======== EXCERPTED RECORDS ========
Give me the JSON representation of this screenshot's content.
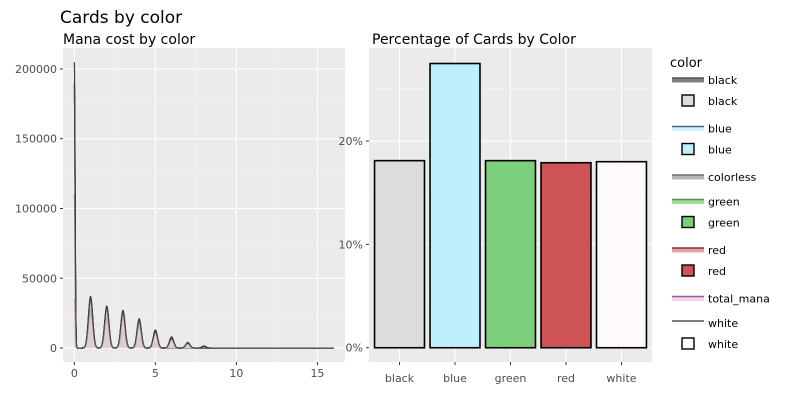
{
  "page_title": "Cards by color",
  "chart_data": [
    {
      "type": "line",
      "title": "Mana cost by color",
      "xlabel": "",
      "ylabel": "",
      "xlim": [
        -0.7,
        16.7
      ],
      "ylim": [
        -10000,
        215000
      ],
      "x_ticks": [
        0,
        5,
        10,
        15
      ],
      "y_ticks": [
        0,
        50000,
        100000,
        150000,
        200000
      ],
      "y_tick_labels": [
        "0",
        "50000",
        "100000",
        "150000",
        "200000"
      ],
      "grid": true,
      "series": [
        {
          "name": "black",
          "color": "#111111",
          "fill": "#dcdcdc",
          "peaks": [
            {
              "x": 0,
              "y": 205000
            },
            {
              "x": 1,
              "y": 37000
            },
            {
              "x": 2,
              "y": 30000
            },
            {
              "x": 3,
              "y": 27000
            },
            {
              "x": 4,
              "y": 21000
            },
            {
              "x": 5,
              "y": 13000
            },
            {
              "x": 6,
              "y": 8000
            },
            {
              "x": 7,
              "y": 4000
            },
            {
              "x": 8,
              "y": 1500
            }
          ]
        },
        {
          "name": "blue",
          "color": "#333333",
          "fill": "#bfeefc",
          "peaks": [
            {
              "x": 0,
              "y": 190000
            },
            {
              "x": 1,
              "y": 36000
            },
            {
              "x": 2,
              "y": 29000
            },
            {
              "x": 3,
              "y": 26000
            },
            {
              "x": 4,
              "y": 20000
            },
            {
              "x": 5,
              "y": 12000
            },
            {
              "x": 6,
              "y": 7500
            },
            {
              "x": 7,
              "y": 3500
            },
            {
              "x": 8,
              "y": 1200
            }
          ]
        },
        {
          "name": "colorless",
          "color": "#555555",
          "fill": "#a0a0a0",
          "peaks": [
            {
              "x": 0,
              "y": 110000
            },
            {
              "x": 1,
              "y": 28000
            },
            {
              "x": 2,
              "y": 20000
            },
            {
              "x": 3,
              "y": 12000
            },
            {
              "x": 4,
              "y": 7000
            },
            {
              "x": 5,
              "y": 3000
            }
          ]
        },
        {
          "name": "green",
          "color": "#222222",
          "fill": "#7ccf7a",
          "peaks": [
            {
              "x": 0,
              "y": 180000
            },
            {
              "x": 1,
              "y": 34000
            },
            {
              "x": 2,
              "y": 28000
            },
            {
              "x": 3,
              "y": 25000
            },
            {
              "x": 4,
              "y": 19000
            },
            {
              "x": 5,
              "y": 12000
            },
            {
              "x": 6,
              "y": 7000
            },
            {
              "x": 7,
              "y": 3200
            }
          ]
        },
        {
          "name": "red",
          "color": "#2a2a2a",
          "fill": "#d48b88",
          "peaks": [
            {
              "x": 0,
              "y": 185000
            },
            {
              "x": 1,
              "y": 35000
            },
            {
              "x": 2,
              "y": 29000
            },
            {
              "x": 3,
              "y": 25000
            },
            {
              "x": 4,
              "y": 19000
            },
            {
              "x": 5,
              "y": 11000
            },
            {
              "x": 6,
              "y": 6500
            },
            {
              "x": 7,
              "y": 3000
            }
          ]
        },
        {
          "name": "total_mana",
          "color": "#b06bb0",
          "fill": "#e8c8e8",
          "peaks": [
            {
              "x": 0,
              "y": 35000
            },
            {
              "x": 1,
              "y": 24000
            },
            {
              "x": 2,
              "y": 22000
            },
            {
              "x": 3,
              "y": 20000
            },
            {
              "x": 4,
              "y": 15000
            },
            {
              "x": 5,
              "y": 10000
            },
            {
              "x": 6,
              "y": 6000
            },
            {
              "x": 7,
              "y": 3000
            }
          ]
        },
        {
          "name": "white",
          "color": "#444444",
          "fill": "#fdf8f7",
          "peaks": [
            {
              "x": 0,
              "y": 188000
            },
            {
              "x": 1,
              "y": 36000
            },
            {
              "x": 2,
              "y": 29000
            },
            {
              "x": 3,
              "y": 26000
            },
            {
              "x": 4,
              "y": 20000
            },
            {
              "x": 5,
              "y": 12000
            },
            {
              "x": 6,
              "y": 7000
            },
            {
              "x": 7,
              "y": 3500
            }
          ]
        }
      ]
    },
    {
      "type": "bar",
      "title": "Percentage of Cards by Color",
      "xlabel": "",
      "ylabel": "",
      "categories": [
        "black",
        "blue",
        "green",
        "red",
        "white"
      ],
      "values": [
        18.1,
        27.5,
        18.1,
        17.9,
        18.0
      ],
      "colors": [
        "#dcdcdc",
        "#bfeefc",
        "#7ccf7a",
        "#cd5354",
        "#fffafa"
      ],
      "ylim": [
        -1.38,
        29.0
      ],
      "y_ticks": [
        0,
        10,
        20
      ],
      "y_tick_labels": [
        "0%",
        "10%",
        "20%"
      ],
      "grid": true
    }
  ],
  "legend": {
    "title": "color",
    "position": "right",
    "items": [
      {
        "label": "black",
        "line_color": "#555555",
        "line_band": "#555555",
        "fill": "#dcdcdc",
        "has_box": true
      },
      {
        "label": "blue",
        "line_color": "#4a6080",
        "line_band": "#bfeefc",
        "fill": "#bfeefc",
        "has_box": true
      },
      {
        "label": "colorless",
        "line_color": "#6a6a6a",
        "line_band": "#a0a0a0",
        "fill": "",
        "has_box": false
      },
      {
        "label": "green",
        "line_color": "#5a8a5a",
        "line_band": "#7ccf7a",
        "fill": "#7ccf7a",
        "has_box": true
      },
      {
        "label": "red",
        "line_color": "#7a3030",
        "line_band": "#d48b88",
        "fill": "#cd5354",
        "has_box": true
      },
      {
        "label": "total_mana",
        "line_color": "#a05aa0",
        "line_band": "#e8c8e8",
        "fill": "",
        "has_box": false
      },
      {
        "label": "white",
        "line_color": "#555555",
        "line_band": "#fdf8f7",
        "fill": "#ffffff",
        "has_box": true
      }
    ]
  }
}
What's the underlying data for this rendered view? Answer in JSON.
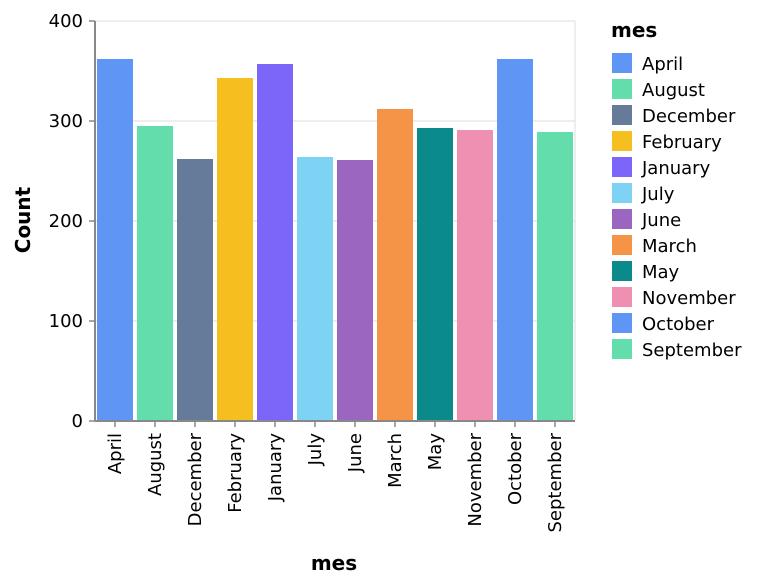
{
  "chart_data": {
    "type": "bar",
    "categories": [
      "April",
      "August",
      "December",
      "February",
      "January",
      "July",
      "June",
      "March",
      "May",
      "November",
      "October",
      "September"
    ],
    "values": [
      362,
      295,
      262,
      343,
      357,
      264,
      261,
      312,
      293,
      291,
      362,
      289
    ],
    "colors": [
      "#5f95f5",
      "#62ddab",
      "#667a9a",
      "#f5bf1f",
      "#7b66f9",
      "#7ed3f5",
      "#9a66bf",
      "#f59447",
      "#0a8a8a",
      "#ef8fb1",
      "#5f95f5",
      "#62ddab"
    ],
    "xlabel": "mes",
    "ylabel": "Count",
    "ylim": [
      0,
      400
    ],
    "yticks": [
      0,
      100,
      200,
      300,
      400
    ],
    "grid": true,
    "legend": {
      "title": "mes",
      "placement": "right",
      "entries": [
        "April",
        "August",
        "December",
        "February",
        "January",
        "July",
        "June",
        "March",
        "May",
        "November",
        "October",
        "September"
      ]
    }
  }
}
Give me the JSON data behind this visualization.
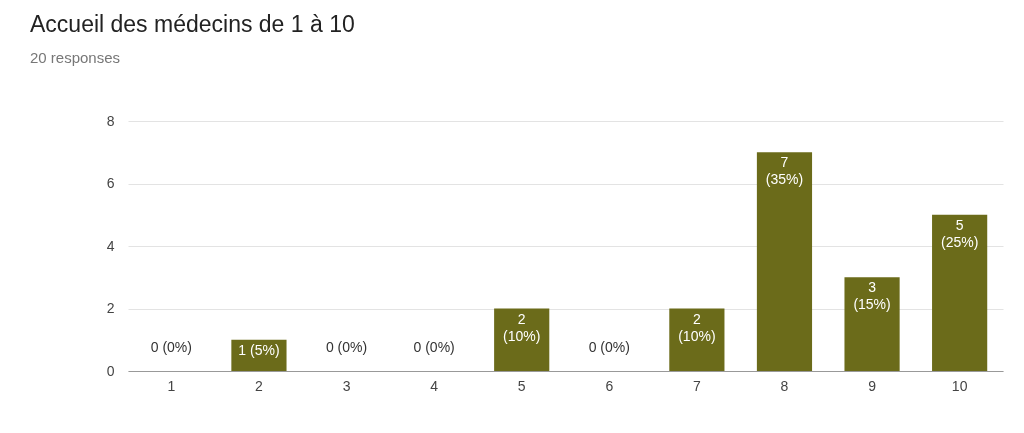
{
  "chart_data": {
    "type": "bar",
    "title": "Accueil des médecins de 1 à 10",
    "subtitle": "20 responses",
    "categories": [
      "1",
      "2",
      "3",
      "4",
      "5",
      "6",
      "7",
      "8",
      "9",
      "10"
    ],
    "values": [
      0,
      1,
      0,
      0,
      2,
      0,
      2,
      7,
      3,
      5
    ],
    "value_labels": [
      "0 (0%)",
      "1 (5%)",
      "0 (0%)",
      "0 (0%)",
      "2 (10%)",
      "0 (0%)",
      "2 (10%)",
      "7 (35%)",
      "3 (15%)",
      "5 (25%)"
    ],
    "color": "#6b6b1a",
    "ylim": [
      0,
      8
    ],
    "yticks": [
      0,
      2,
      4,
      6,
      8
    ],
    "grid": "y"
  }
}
========
> **WHAT YOU SHOULD DO**: Quote everything in the listing above exactly; pictures are the only thing to omit.

> **RESPONSE**:
Give me the JSON representation of this screenshot's content.
{
  "page_title": "Cards by color",
  "chart_data": [
    {
      "type": "line",
      "title": "Mana cost by color",
      "xlabel": "",
      "ylabel": "",
      "xlim": [
        -0.7,
        16.7
      ],
      "ylim": [
        -10000,
        215000
      ],
      "x_ticks": [
        0,
        5,
        10,
        15
      ],
      "y_ticks": [
        0,
        50000,
        100000,
        150000,
        200000
      ],
      "y_tick_labels": [
        "0",
        "50000",
        "100000",
        "150000",
        "200000"
      ],
      "grid": true,
      "series": [
        {
          "name": "black",
          "color": "#111111",
          "fill": "#dcdcdc",
          "peaks": [
            {
              "x": 0,
              "y": 205000
            },
            {
              "x": 1,
              "y": 37000
            },
            {
              "x": 2,
              "y": 30000
            },
            {
              "x": 3,
              "y": 27000
            },
            {
              "x": 4,
              "y": 21000
            },
            {
              "x": 5,
              "y": 13000
            },
            {
              "x": 6,
              "y": 8000
            },
            {
              "x": 7,
              "y": 4000
            },
            {
              "x": 8,
              "y": 1500
            }
          ]
        },
        {
          "name": "blue",
          "color": "#333333",
          "fill": "#bfeefc",
          "peaks": [
            {
              "x": 0,
              "y": 190000
            },
            {
              "x": 1,
              "y": 36000
            },
            {
              "x": 2,
              "y": 29000
            },
            {
              "x": 3,
              "y": 26000
            },
            {
              "x": 4,
              "y": 20000
            },
            {
              "x": 5,
              "y": 12000
            },
            {
              "x": 6,
              "y": 7500
            },
            {
              "x": 7,
              "y": 3500
            },
            {
              "x": 8,
              "y": 1200
            }
          ]
        },
        {
          "name": "colorless",
          "color": "#555555",
          "fill": "#a0a0a0",
          "peaks": [
            {
              "x": 0,
              "y": 110000
            },
            {
              "x": 1,
              "y": 28000
            },
            {
              "x": 2,
              "y": 20000
            },
            {
              "x": 3,
              "y": 12000
            },
            {
              "x": 4,
              "y": 7000
            },
            {
              "x": 5,
              "y": 3000
            }
          ]
        },
        {
          "name": "green",
          "color": "#222222",
          "fill": "#7ccf7a",
          "peaks": [
            {
              "x": 0,
              "y": 180000
            },
            {
              "x": 1,
              "y": 34000
            },
            {
              "x": 2,
              "y": 28000
            },
            {
              "x": 3,
              "y": 25000
            },
            {
              "x": 4,
              "y": 19000
            },
            {
              "x": 5,
              "y": 12000
            },
            {
              "x": 6,
              "y": 7000
            },
            {
              "x": 7,
              "y": 3200
            }
          ]
        },
        {
          "name": "red",
          "color": "#2a2a2a",
          "fill": "#d48b88",
          "peaks": [
            {
              "x": 0,
              "y": 185000
            },
            {
              "x": 1,
              "y": 35000
            },
            {
              "x": 2,
              "y": 29000
            },
            {
              "x": 3,
              "y": 25000
            },
            {
              "x": 4,
              "y": 19000
            },
            {
              "x": 5,
              "y": 11000
            },
            {
              "x": 6,
              "y": 6500
            },
            {
              "x": 7,
              "y": 3000
            }
          ]
        },
        {
          "name": "total_mana",
          "color": "#b06bb0",
          "fill": "#e8c8e8",
          "peaks": [
            {
              "x": 0,
              "y": 35000
            },
            {
              "x": 1,
              "y": 24000
            },
            {
              "x": 2,
              "y": 22000
            },
            {
              "x": 3,
              "y": 20000
            },
            {
              "x": 4,
              "y": 15000
            },
            {
              "x": 5,
              "y": 10000
            },
            {
              "x": 6,
              "y": 6000
            },
            {
              "x": 7,
              "y": 3000
            }
          ]
        },
        {
          "name": "white",
          "color": "#444444",
          "fill": "#fdf8f7",
          "peaks": [
            {
              "x": 0,
              "y": 188000
            },
            {
              "x": 1,
              "y": 36000
            },
            {
              "x": 2,
              "y": 29000
            },
            {
              "x": 3,
              "y": 26000
            },
            {
              "x": 4,
              "y": 20000
            },
            {
              "x": 5,
              "y": 12000
            },
            {
              "x": 6,
              "y": 7000
            },
            {
              "x": 7,
              "y": 3500
            }
          ]
        }
      ]
    },
    {
      "type": "bar",
      "title": "Percentage of Cards by Color",
      "xlabel": "",
      "ylabel": "",
      "categories": [
        "black",
        "blue",
        "green",
        "red",
        "white"
      ],
      "values": [
        18.1,
        27.5,
        18.1,
        17.9,
        18.0
      ],
      "colors": [
        "#dcdcdc",
        "#bfeefc",
        "#7ccf7a",
        "#cd5354",
        "#fffafa"
      ],
      "ylim": [
        -1.38,
        29.0
      ],
      "y_ticks": [
        0,
        10,
        20
      ],
      "y_tick_labels": [
        "0%",
        "10%",
        "20%"
      ],
      "grid": true
    }
  ],
  "legend": {
    "title": "color",
    "position": "right",
    "items": [
      {
        "label": "black",
        "line_color": "#555555",
        "line_band": "#555555",
        "fill": "#dcdcdc",
        "has_box": true
      },
      {
        "label": "blue",
        "line_color": "#4a6080",
        "line_band": "#bfeefc",
        "fill": "#bfeefc",
        "has_box": true
      },
      {
        "label": "colorless",
        "line_color": "#6a6a6a",
        "line_band": "#a0a0a0",
        "fill": "",
        "has_box": false
      },
      {
        "label": "green",
        "line_color": "#5a8a5a",
        "line_band": "#7ccf7a",
        "fill": "#7ccf7a",
        "has_box": true
      },
      {
        "label": "red",
        "line_color": "#7a3030",
        "line_band": "#d48b88",
        "fill": "#cd5354",
        "has_box": true
      },
      {
        "label": "total_mana",
        "line_color": "#a05aa0",
        "line_band": "#e8c8e8",
        "fill": "",
        "has_box": false
      },
      {
        "label": "white",
        "line_color": "#555555",
        "line_band": "#fdf8f7",
        "fill": "#ffffff",
        "has_box": true
      }
    ]
  }
}
What's the underlying data for this rendered view? Answer in JSON.
{
  "chart_data": {
    "type": "bar",
    "categories": [
      "April",
      "August",
      "December",
      "February",
      "January",
      "July",
      "June",
      "March",
      "May",
      "November",
      "October",
      "September"
    ],
    "values": [
      362,
      295,
      262,
      343,
      357,
      264,
      261,
      312,
      293,
      291,
      362,
      289
    ],
    "colors": [
      "#5f95f5",
      "#62ddab",
      "#667a9a",
      "#f5bf1f",
      "#7b66f9",
      "#7ed3f5",
      "#9a66bf",
      "#f59447",
      "#0a8a8a",
      "#ef8fb1",
      "#5f95f5",
      "#62ddab"
    ],
    "xlabel": "mes",
    "ylabel": "Count",
    "ylim": [
      0,
      400
    ],
    "yticks": [
      0,
      100,
      200,
      300,
      400
    ],
    "grid": true,
    "legend": {
      "title": "mes",
      "placement": "right",
      "entries": [
        "April",
        "August",
        "December",
        "February",
        "January",
        "July",
        "June",
        "March",
        "May",
        "November",
        "October",
        "September"
      ]
    }
  }
}
Give me the JSON data behind this visualization.
{
  "chart_data": {
    "type": "bar",
    "title": "Accueil des médecins de 1 à 10",
    "subtitle": "20 responses",
    "categories": [
      "1",
      "2",
      "3",
      "4",
      "5",
      "6",
      "7",
      "8",
      "9",
      "10"
    ],
    "values": [
      0,
      1,
      0,
      0,
      2,
      0,
      2,
      7,
      3,
      5
    ],
    "value_labels": [
      "0 (0%)",
      "1 (5%)",
      "0 (0%)",
      "0 (0%)",
      "2 (10%)",
      "0 (0%)",
      "2 (10%)",
      "7 (35%)",
      "3 (15%)",
      "5 (25%)"
    ],
    "color": "#6b6b1a",
    "ylim": [
      0,
      8
    ],
    "yticks": [
      0,
      2,
      4,
      6,
      8
    ],
    "grid": "y"
  }
}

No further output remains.